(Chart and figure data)
_ _ _
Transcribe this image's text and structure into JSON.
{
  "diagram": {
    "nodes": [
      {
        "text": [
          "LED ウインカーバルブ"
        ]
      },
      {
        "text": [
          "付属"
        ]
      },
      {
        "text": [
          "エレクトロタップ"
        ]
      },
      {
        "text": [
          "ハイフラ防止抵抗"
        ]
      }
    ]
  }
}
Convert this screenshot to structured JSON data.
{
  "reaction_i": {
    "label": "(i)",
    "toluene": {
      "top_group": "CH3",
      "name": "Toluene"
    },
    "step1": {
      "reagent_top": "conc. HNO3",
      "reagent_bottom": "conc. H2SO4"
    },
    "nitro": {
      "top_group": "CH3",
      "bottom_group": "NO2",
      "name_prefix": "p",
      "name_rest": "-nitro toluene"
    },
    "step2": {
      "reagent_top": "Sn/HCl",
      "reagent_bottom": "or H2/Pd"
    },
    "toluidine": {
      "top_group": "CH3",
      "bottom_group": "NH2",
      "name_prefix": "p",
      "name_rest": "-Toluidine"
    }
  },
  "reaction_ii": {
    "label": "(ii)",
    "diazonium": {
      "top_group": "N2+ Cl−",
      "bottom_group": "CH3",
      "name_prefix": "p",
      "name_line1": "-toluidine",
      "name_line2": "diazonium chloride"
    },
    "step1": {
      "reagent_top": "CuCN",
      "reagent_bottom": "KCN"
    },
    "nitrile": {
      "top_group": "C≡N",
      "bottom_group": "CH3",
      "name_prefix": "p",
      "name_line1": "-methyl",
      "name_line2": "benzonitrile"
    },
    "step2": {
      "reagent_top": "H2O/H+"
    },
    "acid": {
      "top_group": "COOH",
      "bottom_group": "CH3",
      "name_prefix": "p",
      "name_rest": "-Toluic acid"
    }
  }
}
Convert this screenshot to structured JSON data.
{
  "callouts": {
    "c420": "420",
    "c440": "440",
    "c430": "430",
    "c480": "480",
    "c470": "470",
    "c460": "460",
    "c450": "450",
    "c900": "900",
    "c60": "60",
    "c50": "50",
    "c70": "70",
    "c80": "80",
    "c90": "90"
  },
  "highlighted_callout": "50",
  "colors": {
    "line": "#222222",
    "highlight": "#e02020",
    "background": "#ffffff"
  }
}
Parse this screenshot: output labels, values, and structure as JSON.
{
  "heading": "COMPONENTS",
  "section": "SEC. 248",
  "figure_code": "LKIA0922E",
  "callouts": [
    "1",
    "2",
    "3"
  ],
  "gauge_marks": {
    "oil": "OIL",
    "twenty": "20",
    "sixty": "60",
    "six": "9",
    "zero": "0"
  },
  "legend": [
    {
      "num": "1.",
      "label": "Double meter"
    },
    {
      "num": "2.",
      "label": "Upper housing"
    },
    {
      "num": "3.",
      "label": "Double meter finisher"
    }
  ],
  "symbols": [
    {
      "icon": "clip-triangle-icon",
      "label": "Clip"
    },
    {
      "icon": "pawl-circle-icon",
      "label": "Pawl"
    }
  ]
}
_ _ _
Written task
The answer consists only of the lines from the one containing "Parse this screenshot: output" to the end of the records, each written out exactly.

Solution for this task
Parse this screenshot: output labels, values, and structure as JSON.
{
  "heading": "COMPONENTS",
  "section": "SEC. 248",
  "figure_code": "LKIA0922E",
  "callouts": [
    "1",
    "2",
    "3"
  ],
  "gauge_marks": {
    "oil": "OIL",
    "twenty": "20",
    "sixty": "60",
    "six": "9",
    "zero": "0"
  },
  "legend": [
    {
      "num": "1.",
      "label": "Double meter"
    },
    {
      "num": "2.",
      "label": "Upper housing"
    },
    {
      "num": "3.",
      "label": "Double meter finisher"
    }
  ],
  "symbols": [
    {
      "icon": "clip-triangle-icon",
      "label": "Clip"
    },
    {
      "icon": "pawl-circle-icon",
      "label": "Pawl"
    }
  ]
}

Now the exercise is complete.